Problem requirements = Output the items starting at the line containing "Detect and localize" and ending at the line containing "Decompose this screenshot" as a Markdown table with columns Row and Line, skipping blank lines.

Stored data =
>>>>

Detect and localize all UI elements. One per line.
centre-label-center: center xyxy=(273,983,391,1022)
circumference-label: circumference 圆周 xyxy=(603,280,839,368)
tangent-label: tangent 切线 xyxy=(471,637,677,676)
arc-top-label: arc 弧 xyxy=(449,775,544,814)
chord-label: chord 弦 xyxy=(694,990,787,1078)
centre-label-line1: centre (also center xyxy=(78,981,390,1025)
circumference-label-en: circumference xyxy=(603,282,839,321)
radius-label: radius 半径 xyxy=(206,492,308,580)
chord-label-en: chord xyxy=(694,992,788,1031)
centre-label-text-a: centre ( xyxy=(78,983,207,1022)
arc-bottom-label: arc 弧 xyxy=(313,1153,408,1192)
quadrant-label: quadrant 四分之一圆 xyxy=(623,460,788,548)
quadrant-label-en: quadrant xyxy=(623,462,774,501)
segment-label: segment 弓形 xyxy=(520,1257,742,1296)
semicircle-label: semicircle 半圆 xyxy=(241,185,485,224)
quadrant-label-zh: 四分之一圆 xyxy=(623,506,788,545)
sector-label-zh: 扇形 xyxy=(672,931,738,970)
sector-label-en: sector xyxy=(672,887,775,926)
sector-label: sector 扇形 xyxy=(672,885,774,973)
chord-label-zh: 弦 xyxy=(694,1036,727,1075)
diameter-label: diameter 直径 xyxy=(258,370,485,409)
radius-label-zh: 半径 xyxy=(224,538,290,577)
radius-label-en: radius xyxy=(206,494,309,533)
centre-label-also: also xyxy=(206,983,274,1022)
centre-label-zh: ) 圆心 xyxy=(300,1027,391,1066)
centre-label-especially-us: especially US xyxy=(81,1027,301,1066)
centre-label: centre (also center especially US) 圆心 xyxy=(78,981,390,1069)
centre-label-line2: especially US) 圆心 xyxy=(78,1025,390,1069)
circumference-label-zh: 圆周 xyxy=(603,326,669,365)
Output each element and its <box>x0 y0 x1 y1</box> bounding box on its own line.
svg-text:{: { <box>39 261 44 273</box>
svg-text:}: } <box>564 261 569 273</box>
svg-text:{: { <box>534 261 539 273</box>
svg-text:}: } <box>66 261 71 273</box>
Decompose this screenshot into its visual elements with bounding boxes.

<<<<
>>>>

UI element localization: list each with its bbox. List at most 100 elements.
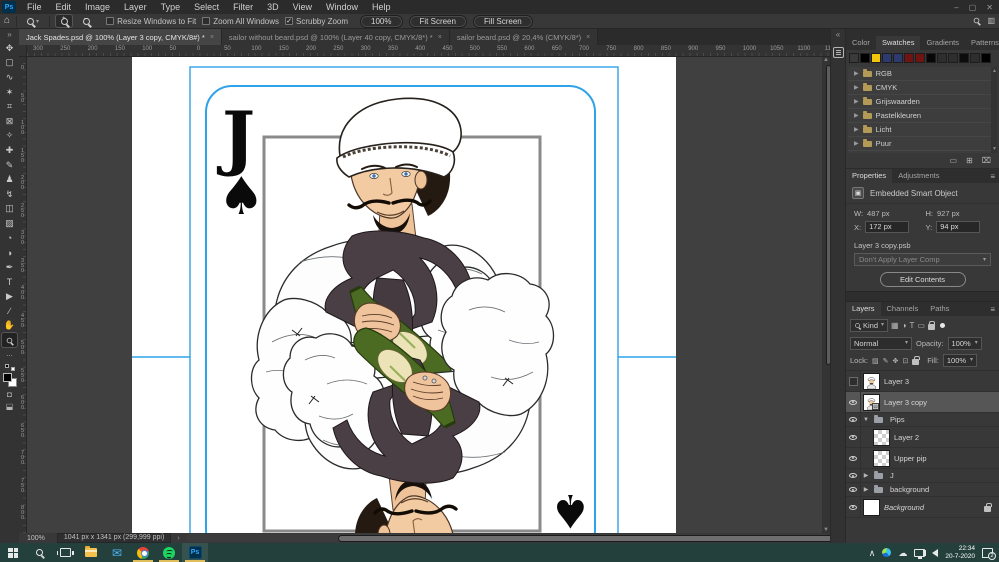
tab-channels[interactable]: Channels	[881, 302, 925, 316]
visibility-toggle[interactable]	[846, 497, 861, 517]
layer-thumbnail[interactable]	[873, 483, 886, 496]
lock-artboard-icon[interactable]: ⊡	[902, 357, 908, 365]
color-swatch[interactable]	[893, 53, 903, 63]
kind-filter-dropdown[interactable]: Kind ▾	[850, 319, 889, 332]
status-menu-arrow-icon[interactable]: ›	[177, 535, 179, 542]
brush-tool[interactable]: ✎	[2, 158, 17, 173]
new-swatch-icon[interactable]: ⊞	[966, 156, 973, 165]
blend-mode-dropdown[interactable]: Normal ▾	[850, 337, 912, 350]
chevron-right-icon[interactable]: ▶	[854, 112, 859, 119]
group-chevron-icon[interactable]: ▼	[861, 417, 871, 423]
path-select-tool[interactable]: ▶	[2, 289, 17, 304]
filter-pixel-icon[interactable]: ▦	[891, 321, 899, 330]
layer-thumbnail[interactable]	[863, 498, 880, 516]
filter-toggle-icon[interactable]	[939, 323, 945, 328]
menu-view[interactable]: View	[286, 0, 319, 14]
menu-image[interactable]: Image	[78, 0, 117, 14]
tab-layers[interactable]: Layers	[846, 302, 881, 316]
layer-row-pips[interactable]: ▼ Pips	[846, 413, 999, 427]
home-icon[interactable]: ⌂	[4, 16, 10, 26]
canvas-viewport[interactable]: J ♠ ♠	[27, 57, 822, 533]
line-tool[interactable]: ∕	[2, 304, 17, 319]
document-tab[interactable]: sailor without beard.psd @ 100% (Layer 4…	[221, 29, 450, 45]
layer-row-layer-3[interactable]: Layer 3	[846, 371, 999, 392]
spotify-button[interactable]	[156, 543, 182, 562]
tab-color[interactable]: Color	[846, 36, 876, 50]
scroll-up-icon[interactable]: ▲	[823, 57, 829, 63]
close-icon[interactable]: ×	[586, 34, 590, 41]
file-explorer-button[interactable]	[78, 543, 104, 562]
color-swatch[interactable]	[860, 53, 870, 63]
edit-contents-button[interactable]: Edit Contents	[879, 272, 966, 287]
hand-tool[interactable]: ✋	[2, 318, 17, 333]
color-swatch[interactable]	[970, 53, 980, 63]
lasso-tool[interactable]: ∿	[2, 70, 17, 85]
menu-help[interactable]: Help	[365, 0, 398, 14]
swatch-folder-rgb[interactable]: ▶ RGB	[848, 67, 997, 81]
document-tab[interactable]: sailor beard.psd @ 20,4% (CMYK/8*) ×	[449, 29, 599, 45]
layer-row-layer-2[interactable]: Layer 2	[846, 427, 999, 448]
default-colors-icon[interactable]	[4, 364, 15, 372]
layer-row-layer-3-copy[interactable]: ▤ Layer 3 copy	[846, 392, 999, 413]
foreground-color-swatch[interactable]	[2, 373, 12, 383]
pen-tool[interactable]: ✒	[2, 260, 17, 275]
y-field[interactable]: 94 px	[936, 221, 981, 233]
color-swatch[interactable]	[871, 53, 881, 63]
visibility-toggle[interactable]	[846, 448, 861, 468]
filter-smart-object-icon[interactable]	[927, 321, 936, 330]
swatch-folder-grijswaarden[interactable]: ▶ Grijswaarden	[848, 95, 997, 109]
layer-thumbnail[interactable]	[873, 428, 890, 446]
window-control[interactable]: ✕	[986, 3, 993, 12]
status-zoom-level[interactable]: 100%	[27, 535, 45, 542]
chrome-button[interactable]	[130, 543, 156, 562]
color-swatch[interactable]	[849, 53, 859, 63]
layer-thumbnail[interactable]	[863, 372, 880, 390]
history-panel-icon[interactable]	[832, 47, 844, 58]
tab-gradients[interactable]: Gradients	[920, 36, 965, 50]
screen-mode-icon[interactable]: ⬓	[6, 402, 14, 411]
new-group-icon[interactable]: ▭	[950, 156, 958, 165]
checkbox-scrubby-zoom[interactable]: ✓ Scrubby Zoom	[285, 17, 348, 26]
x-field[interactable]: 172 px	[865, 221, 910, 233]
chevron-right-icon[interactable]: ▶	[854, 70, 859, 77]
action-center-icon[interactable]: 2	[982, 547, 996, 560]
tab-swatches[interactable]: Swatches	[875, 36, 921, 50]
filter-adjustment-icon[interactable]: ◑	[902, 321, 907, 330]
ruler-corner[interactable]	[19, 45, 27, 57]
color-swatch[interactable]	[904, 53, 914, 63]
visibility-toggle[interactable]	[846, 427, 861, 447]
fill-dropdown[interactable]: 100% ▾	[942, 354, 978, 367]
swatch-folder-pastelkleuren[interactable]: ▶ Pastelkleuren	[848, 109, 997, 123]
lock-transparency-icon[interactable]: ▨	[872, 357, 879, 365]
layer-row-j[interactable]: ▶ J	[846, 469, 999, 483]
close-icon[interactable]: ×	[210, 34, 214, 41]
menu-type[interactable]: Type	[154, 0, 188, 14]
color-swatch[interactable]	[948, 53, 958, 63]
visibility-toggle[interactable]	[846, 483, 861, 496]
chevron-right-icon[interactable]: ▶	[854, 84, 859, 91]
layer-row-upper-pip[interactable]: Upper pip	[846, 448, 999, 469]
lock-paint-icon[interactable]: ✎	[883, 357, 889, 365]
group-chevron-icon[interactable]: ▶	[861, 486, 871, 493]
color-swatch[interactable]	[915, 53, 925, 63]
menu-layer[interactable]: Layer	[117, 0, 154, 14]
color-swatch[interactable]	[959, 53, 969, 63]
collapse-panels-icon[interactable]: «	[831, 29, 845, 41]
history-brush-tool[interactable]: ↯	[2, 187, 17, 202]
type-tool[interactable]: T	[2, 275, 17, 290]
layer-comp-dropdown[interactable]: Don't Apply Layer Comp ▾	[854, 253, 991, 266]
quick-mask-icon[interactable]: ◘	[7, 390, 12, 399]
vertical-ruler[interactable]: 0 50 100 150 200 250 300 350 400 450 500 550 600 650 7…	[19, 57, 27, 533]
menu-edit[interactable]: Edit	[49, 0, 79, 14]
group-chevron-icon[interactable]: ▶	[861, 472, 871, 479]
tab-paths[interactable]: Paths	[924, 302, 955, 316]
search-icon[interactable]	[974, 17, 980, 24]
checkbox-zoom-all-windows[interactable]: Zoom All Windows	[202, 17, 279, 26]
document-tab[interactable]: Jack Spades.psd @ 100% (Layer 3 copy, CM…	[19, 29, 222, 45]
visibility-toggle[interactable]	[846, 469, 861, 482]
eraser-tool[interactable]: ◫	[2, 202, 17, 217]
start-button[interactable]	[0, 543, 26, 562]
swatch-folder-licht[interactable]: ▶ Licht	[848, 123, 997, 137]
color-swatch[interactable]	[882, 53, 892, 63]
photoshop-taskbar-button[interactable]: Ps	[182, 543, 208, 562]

<<<<
>>>>

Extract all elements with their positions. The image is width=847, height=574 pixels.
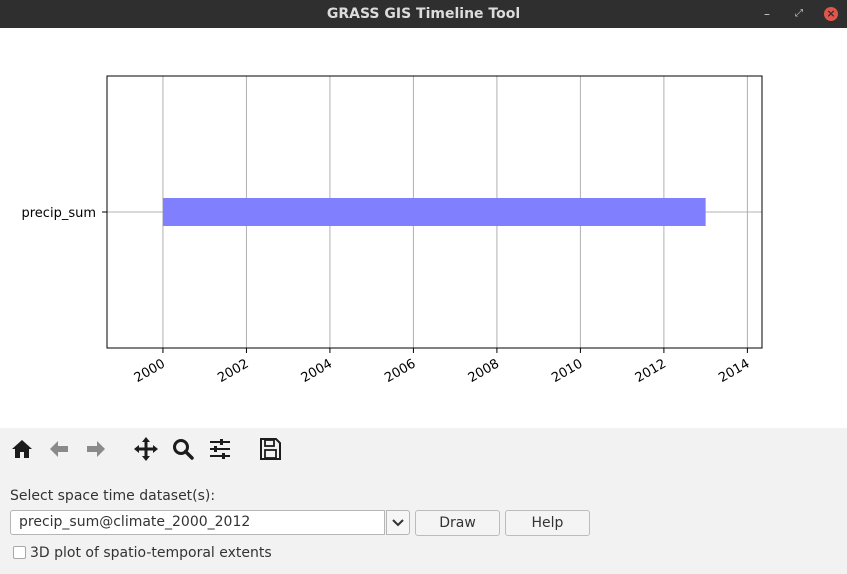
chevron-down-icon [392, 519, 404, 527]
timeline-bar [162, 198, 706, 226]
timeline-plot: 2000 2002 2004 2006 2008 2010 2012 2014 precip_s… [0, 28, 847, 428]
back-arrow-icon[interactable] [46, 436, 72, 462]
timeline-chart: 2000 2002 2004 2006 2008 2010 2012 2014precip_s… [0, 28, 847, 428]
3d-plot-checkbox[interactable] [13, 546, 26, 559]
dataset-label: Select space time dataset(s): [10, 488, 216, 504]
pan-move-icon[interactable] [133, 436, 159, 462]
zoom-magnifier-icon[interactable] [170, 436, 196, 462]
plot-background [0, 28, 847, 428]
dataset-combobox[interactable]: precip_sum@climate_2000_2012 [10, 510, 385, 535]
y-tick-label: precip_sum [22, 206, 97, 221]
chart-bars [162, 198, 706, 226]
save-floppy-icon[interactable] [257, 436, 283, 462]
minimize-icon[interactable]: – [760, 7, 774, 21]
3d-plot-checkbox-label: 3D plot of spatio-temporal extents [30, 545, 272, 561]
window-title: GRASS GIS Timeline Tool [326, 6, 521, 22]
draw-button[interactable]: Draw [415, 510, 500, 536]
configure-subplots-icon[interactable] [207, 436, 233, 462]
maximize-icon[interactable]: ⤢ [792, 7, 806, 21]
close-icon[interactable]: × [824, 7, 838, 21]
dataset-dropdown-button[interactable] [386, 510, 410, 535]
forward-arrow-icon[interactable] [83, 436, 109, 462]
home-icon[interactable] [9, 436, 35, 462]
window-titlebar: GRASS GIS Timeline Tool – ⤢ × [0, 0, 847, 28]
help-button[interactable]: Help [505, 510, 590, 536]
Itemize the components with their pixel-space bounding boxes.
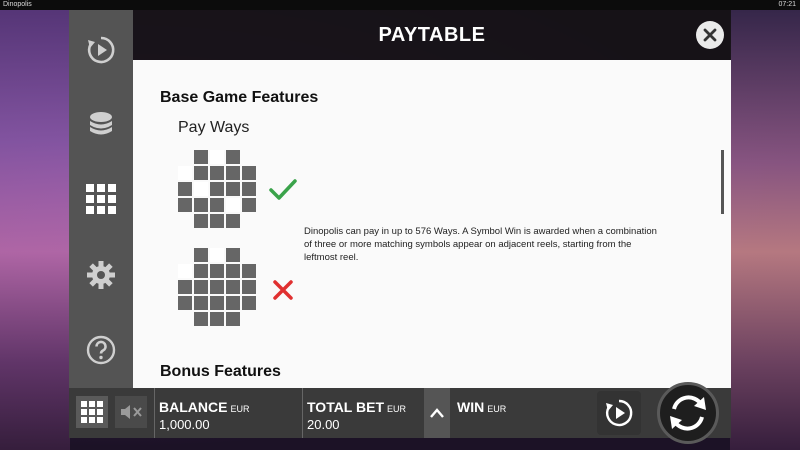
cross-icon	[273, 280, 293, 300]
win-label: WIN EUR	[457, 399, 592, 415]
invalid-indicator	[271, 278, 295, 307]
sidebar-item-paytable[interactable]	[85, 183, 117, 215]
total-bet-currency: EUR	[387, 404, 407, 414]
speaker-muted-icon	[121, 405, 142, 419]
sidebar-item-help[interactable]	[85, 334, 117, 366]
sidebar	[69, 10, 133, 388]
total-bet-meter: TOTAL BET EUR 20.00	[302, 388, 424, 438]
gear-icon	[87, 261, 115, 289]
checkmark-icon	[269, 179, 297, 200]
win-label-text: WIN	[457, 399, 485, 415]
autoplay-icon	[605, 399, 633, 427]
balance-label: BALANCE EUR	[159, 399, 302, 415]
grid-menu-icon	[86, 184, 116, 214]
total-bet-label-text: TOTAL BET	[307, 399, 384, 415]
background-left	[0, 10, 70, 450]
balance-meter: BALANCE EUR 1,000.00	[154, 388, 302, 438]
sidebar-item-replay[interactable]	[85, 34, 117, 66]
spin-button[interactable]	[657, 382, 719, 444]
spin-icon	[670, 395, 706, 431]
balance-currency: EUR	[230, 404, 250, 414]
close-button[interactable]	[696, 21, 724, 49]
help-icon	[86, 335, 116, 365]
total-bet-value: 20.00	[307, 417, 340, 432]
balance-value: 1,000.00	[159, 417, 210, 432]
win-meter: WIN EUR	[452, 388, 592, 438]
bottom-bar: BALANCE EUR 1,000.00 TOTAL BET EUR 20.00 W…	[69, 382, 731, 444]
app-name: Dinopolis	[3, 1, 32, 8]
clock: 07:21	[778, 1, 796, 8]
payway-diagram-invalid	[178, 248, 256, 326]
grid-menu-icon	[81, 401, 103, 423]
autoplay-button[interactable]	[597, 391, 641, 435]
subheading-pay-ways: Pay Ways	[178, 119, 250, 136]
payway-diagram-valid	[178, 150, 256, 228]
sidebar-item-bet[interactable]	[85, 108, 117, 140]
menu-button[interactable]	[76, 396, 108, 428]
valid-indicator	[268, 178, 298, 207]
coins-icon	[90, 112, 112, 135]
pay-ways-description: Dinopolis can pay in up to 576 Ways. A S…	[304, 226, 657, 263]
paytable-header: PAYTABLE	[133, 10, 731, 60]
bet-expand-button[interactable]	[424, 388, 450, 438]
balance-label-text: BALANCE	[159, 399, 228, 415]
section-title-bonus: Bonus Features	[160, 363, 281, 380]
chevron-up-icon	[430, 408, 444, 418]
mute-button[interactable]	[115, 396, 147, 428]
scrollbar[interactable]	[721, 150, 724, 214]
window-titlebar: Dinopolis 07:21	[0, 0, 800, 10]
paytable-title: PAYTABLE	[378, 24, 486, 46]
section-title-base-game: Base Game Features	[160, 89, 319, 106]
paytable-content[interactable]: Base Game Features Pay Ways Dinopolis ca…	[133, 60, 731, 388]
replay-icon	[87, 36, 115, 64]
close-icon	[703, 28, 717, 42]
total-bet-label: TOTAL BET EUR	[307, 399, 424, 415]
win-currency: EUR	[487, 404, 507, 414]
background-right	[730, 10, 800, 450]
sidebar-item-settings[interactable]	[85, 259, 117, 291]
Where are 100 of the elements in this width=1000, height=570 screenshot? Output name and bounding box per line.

<<<<

Completed exercise =
| Row | Line |
|---|---|
| 1 | Detect and localize all UI elements. One per line. |
| 2 | centre-label-center: center xyxy=(273,983,391,1022) |
| 3 | circumference-label: circumference 圆周 xyxy=(603,280,839,368) |
| 4 | tangent-label: tangent 切线 xyxy=(471,637,677,676) |
| 5 | arc-top-label: arc 弧 xyxy=(449,775,544,814) |
| 6 | chord-label: chord 弦 xyxy=(694,990,787,1078) |
| 7 | centre-label-line1: centre (also center xyxy=(78,981,390,1025) |
| 8 | circumference-label-en: circumference xyxy=(603,282,839,321) |
| 9 | radius-label: radius 半径 xyxy=(206,492,308,580) |
| 10 | chord-label-en: chord xyxy=(694,992,788,1031) |
| 11 | centre-label-text-a: centre ( xyxy=(78,983,207,1022) |
| 12 | arc-bottom-label: arc 弧 xyxy=(313,1153,408,1192) |
| 13 | quadrant-label: quadrant 四分之一圆 xyxy=(623,460,788,548) |
| 14 | quadrant-label-en: quadrant xyxy=(623,462,774,501) |
| 15 | segment-label: segment 弓形 xyxy=(520,1257,742,1296) |
| 16 | semicircle-label: semicircle 半圆 xyxy=(241,185,485,224) |
| 17 | quadrant-label-zh: 四分之一圆 xyxy=(623,506,788,545) |
| 18 | sector-label-zh: 扇形 xyxy=(672,931,738,970) |
| 19 | sector-label-en: sector xyxy=(672,887,775,926) |
| 20 | sector-label: sector 扇形 xyxy=(672,885,774,973) |
| 21 | chord-label-zh: 弦 xyxy=(694,1036,727,1075) |
| 22 | diameter-label: diameter 直径 xyxy=(258,370,485,409) |
| 23 | radius-label-zh: 半径 xyxy=(224,538,290,577) |
| 24 | radius-label-en: radius xyxy=(206,494,309,533) |
| 25 | centre-label-also: also xyxy=(206,983,274,1022) |
| 26 | centre-label-zh: ) 圆心 xyxy=(300,1027,391,1066) |
| 27 | centre-label-especially-us: especially US xyxy=(81,1027,301,1066) |
| 28 | centre-label: centre (also center especially US) 圆心 xyxy=(78,981,390,1069) |
| 29 | centre-label-line2: especially US) 圆心 xyxy=(78,1025,390,1069) |
| 30 | circumference-label-zh: 圆周 xyxy=(603,326,669,365) |
| 31 | Output each element and its <box>x0 y0 x1 y1</box> bounding box on its own line. |
| 32 | svg-text:{: { <box>39 261 44 273</box> |
| 33 | svg-text:}: } <box>564 261 569 273</box> |
| 34 | svg-text:{: { <box>534 261 539 273</box> |
| 35 | svg-text:}: } <box>66 261 71 273</box> |
| 36 | Decompose this screenshot into its visual elements with bounding boxes. |